_Source excerpt_

= = =

Two transport trains departed in October 1939 with 1584 Jewish men deported to Nisko in the Lublin District of the General Governorate of occupied Poland as a failed attempt to create the Lublin reservation for expelled European Jews. Much larger deportations resumed from February 1941 to October 1942. 45451 Austrian-Jewish men and women were deported on a total of 45 transport trains to ghettos and extermination sites in (what are now) Czechia, Poland, Belarus, Lithuania, and Latvia.

In Vienna, the cynically-named Nazi ‘Zentralstelle für jüdische Auswanderung’ (Central Agency for Jewish Emigration) organized deportation efforts including forced captivity and assembly or collection points. Four internment stations were established in the city’s 2nd district where prisoners were abused and stripped of their possessions. For every transport, about one thousand people were driven to Aspang Station in uncovered trucks, in plain and open sight of the city’s population.

Of the 47035 Jewish men and women deported from Aspang Railway Station, only 1073 (2%) survived, according to the research by Austrian historian Jonny Moser, himself a survivor of the Holocaust/Shoah. In total, more than 65-thousand Austrian Jews fell victim; most of them began their road to their deaths at Aspang Station.”

•   Paraphrased from Kunst im öffentlichen Raum Wien (Art in public spaces Vienna).

After the war and Allied-occupation period, little was done to improve the station and its tracks. The station was closed in 1971 and the station building was demolished by 1977. The turn of the millennium provided momentum to both city and the national rail company for redevelopment of the area, including apartment blocks, green space, and a memorial. Today, the former railway station is Leon Zelman Park, named after Dr. Leon Zelman who established in 1980 the Jewish Welcome Service Vienna and led the organization until his passing in 2007. The inauguration of the deportation memorial occurred on 7 September 2017 with full opening to the public on the following day.

= = =

_Data listing_
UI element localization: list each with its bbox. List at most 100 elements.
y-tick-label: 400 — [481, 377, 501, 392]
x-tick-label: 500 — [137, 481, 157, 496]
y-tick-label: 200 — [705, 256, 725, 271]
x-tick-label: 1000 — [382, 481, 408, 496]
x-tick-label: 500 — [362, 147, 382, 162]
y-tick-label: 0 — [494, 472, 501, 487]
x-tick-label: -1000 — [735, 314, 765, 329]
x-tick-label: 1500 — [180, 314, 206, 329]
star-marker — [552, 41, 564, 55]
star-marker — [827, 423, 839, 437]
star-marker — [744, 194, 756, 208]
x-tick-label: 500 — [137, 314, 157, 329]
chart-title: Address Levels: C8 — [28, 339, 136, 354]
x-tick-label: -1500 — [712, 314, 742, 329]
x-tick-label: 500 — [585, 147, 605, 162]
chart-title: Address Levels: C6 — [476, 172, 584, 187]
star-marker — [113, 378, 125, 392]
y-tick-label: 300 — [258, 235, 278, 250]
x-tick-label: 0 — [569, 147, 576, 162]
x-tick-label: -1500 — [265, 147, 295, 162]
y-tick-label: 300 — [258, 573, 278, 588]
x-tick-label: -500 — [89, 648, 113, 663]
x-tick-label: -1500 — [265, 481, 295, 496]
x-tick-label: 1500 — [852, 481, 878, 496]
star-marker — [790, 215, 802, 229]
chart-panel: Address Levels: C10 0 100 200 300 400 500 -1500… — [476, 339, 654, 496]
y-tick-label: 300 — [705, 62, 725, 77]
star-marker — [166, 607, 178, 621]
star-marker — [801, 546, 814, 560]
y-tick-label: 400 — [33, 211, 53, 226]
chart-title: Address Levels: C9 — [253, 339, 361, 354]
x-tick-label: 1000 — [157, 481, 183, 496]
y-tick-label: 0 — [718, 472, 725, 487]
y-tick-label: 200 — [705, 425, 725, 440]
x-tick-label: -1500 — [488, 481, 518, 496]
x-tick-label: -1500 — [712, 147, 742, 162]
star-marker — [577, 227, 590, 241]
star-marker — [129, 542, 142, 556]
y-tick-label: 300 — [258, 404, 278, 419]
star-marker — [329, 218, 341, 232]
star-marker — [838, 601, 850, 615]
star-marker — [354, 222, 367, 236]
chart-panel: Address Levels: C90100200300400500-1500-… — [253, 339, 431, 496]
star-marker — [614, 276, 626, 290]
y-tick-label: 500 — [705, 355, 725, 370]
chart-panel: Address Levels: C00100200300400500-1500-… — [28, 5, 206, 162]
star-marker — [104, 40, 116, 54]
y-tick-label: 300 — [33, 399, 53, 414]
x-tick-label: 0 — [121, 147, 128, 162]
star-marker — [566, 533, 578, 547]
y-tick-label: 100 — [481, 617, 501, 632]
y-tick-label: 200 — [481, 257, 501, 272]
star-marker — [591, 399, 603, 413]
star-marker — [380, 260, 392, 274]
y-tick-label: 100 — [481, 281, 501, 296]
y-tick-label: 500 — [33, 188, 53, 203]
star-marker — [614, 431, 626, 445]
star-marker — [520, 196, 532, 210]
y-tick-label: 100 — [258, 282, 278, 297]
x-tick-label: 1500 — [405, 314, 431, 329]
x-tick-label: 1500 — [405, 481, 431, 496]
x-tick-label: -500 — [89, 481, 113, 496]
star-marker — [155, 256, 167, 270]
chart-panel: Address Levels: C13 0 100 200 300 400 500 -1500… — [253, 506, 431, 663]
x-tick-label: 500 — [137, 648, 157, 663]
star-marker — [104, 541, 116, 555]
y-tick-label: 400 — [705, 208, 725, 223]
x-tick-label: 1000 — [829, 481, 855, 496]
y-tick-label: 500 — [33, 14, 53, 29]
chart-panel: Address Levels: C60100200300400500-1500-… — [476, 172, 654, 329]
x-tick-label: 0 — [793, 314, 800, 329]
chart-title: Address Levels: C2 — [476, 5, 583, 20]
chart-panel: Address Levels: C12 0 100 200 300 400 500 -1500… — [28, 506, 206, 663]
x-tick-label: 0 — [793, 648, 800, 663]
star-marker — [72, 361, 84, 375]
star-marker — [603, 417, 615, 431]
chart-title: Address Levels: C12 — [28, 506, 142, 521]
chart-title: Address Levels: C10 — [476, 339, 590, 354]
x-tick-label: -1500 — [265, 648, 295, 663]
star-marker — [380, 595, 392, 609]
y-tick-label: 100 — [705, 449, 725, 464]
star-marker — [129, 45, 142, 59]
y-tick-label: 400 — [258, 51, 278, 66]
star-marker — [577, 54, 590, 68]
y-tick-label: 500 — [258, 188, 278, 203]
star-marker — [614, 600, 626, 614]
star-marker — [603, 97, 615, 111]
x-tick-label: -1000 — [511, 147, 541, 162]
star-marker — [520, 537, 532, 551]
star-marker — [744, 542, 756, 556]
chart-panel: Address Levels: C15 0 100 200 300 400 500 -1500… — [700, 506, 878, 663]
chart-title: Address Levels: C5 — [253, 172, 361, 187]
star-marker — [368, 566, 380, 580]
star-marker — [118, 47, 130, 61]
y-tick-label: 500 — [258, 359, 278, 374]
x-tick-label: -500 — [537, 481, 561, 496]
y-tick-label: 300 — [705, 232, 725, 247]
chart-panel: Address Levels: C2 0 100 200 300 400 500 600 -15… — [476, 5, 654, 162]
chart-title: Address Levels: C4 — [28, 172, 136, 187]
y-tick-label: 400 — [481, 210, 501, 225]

= = =

_Tasks and exercises_
(1) According to the excerpt on Aspang Station, how many of the Jewish men and women deported from that station survived?
(2) Using the excerpt on Aspang Station, explain in one to three sentences why the park on the former station site bears the name it does.
(3) Say whether each statement agrees with the excerpt on Aspang Station. Answer yes or no for each, and quote the words of the excerpt that decide it.
(a) The four internment stations were set up in Vienna's 2nd district.
(b) Prisoners were taken to Aspang Station in covered trucks, hidden from the public.
(c) The deportation memorial first opened to the public on 7 September 2017.

_Responses to the tasks_
(1) 1073 of the 47035 deported survived, about 2%.

(2) The former station is now Leon Zelman Park, named after Dr. Leon Zelman. He founded the Jewish Welcome Service Vienna in 1980 and led it until his death in 2007.

(3)
(a) Yes: "Four internment stations were established in the city’s 2nd district"
(b) No: "driven to Aspang Station in uncovered trucks, in plain and open sight of the city’s population"
(c) No: "The inauguration of the deportation memorial occurred on 7 September 2017 with full opening to the public on the following day."